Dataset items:
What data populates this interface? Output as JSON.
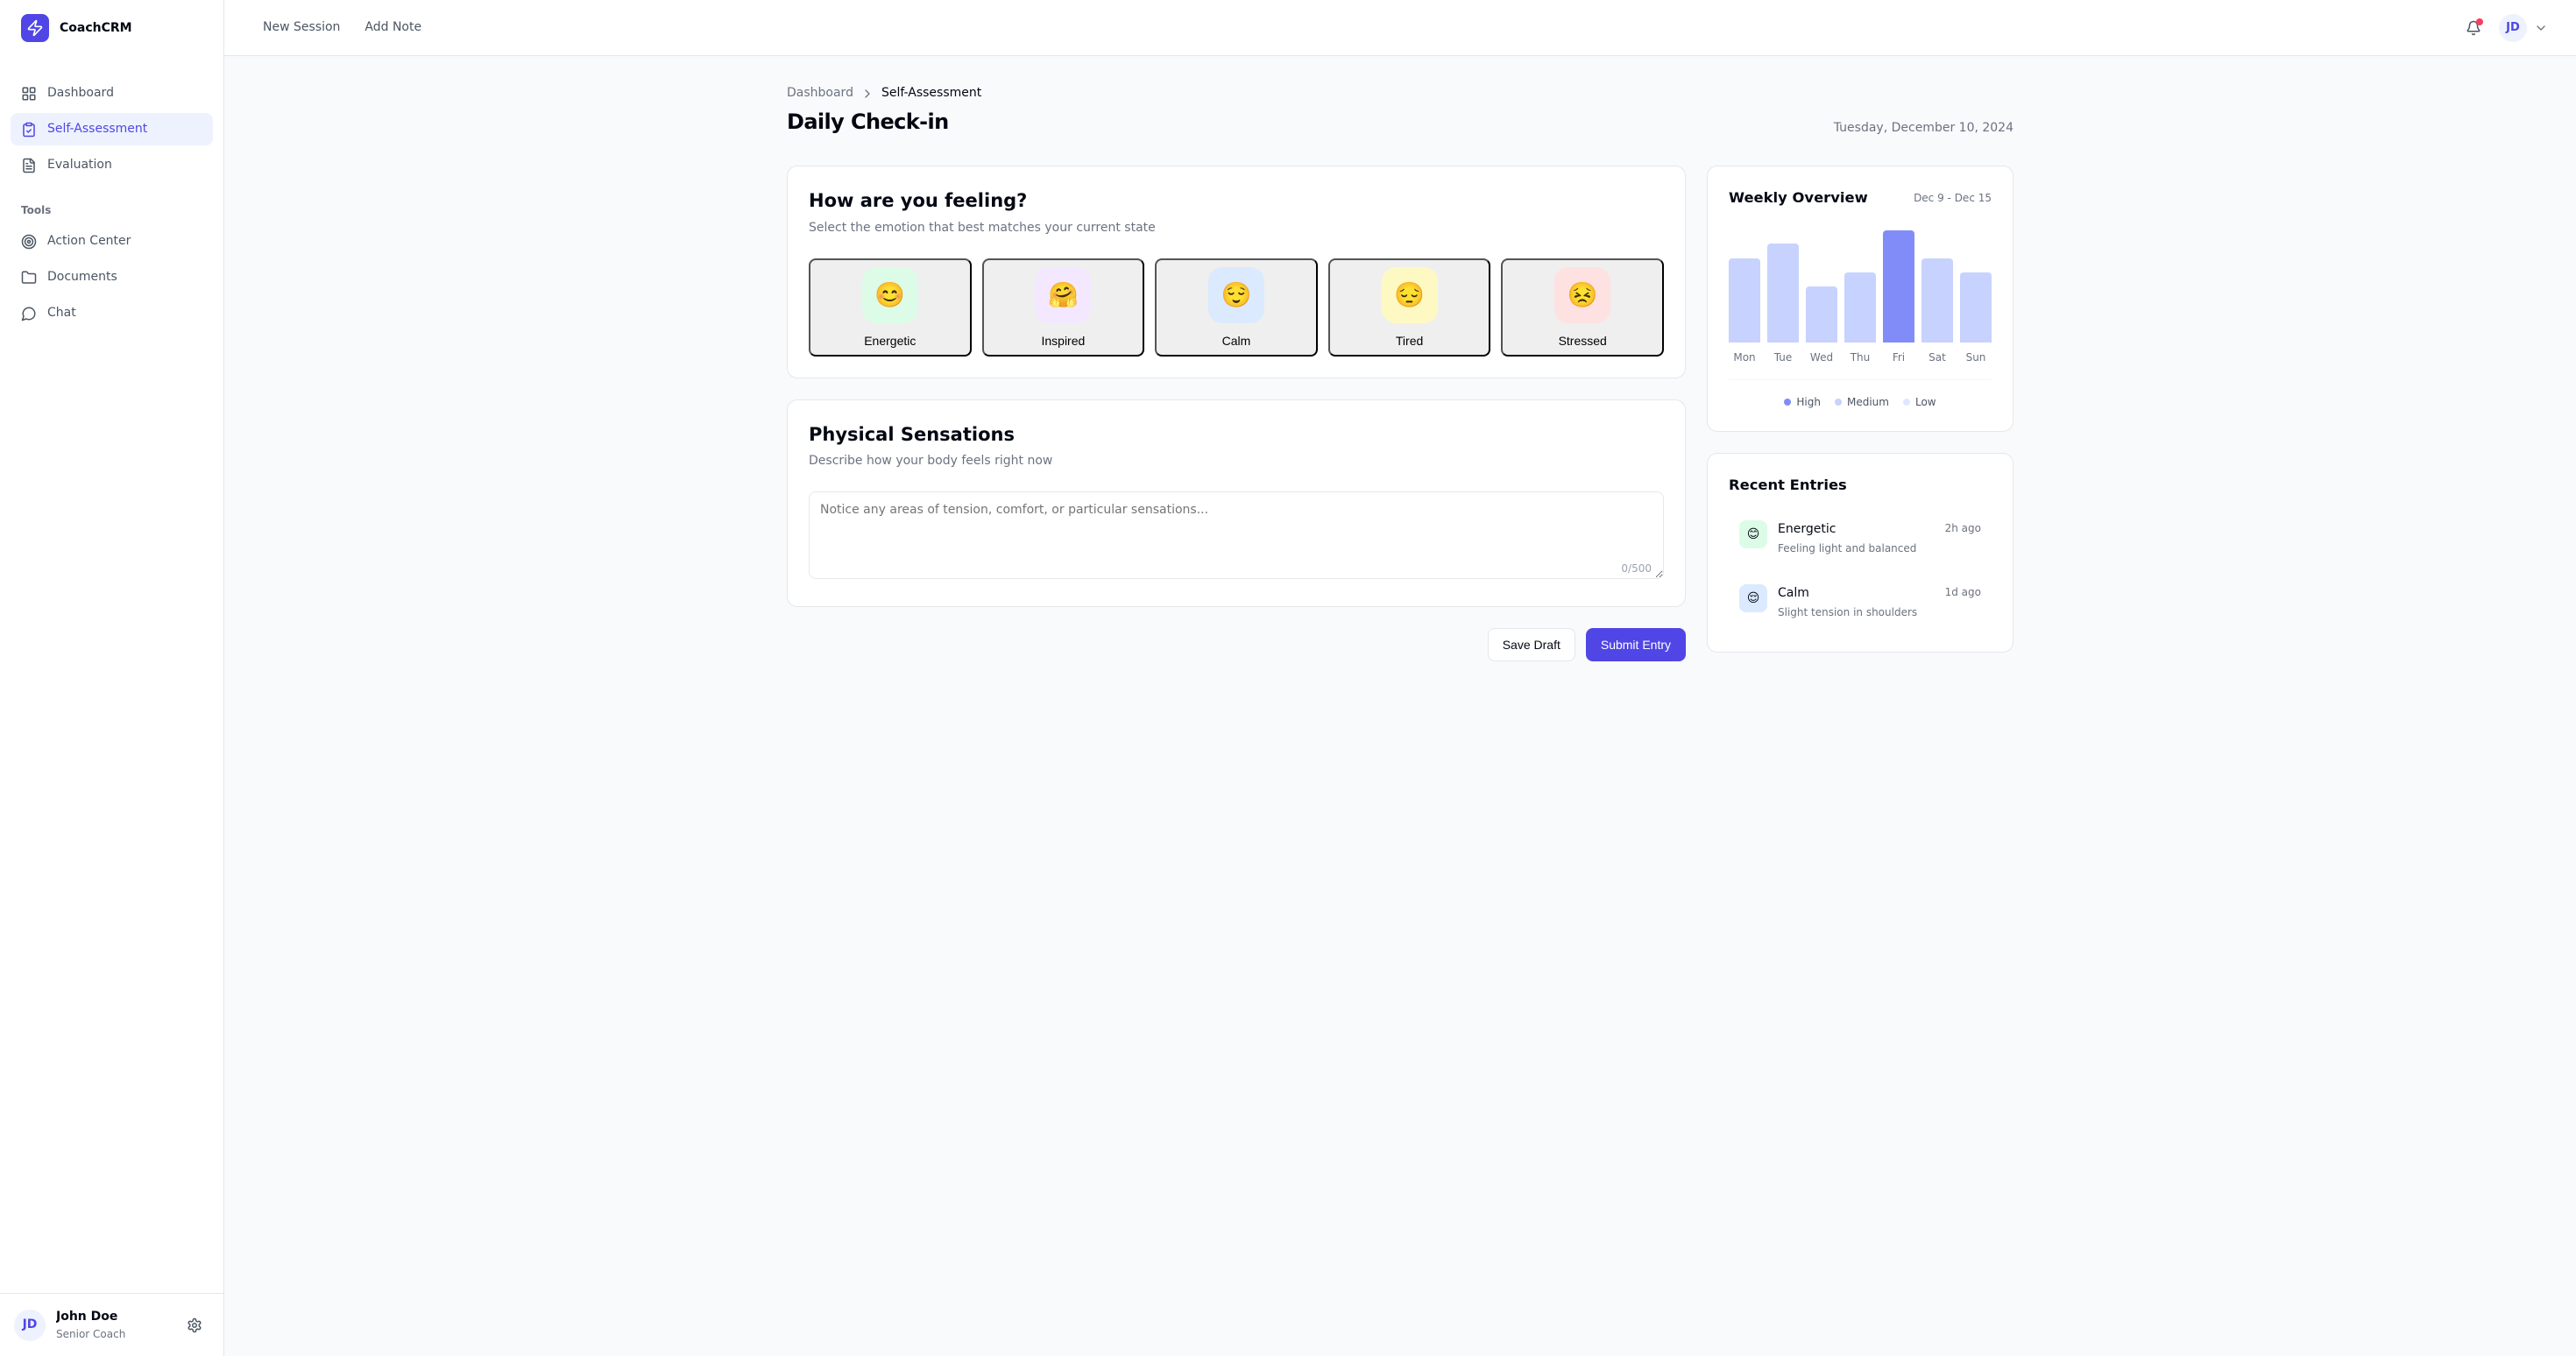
{
  "app": {
    "name": "CoachCRM"
  },
  "sidebar": {
    "items": [
      {
        "label": "Dashboard"
      },
      {
        "label": "Self-Assessment"
      },
      {
        "label": "Evaluation"
      }
    ],
    "tools_label": "Tools",
    "tools": [
      {
        "label": "Action Center"
      },
      {
        "label": "Documents"
      },
      {
        "label": "Chat"
      }
    ]
  },
  "user": {
    "name": "John Doe",
    "role": "Senior Coach",
    "initials": "JD"
  },
  "topbar": [
    "New Session",
    "Add Note"
  ],
  "breadcrumb": [
    "Dashboard",
    "Self-Assessment"
  ],
  "page": {
    "title": "Daily Check-in",
    "date": "Tuesday, December 10, 2024"
  },
  "feeling": {
    "title": "How are you feeling?",
    "desc": "Select the emotion that best matches your current state",
    "options": [
      {
        "label": "Energetic",
        "emoji": "😊",
        "bg": "#dcfce7"
      },
      {
        "label": "Inspired",
        "emoji": "🤗",
        "bg": "#f3e8ff"
      },
      {
        "label": "Calm",
        "emoji": "😌",
        "bg": "#dbeafe"
      },
      {
        "label": "Tired",
        "emoji": "😔",
        "bg": "#fef9c3"
      },
      {
        "label": "Stressed",
        "emoji": "😣",
        "bg": "#fee2e2"
      }
    ]
  },
  "physical": {
    "title": "Physical Sensations",
    "desc": "Describe how your body feels right now",
    "placeholder": "Notice any areas of tension, comfort, or particular sensations...",
    "counter": "0/500"
  },
  "actions": {
    "save": "Save Draft",
    "submit": "Submit Entry"
  },
  "overview": {
    "title": "Weekly Overview",
    "range": "Dec 9 - Dec 15",
    "legend": [
      {
        "label": "High",
        "color": "#818cf8"
      },
      {
        "label": "Medium",
        "color": "#c7d2fe"
      },
      {
        "label": "Low",
        "color": "#e0e7ff"
      }
    ]
  },
  "entries": {
    "title": "Recent Entries",
    "list": [
      {
        "emotion": "Energetic",
        "emoji": "😊",
        "bg": "#dcfce7",
        "time": "2h ago",
        "desc": "Feeling light and balanced"
      },
      {
        "emotion": "Calm",
        "emoji": "😌",
        "bg": "#dbeafe",
        "time": "1d ago",
        "desc": "Slight tension in shoulders"
      }
    ]
  },
  "chart_data": {
    "type": "bar",
    "title": "Weekly Overview",
    "xlabel": "",
    "ylabel": "",
    "ylim": [
      0,
      100
    ],
    "categories": [
      "Mon",
      "Tue",
      "Wed",
      "Thu",
      "Fri",
      "Sat",
      "Sun"
    ],
    "values": [
      75,
      88,
      50,
      62,
      100,
      75,
      62
    ],
    "colors": [
      "#c7d2fe",
      "#c7d2fe",
      "#c7d2fe",
      "#c7d2fe",
      "#818cf8",
      "#c7d2fe",
      "#c7d2fe"
    ]
  }
}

• **Description of the task**
Collect every line with the string "Self" from the records, and copy each.

• **Answer**
        "label": "Self-Assessment"
    "Self-Assessment"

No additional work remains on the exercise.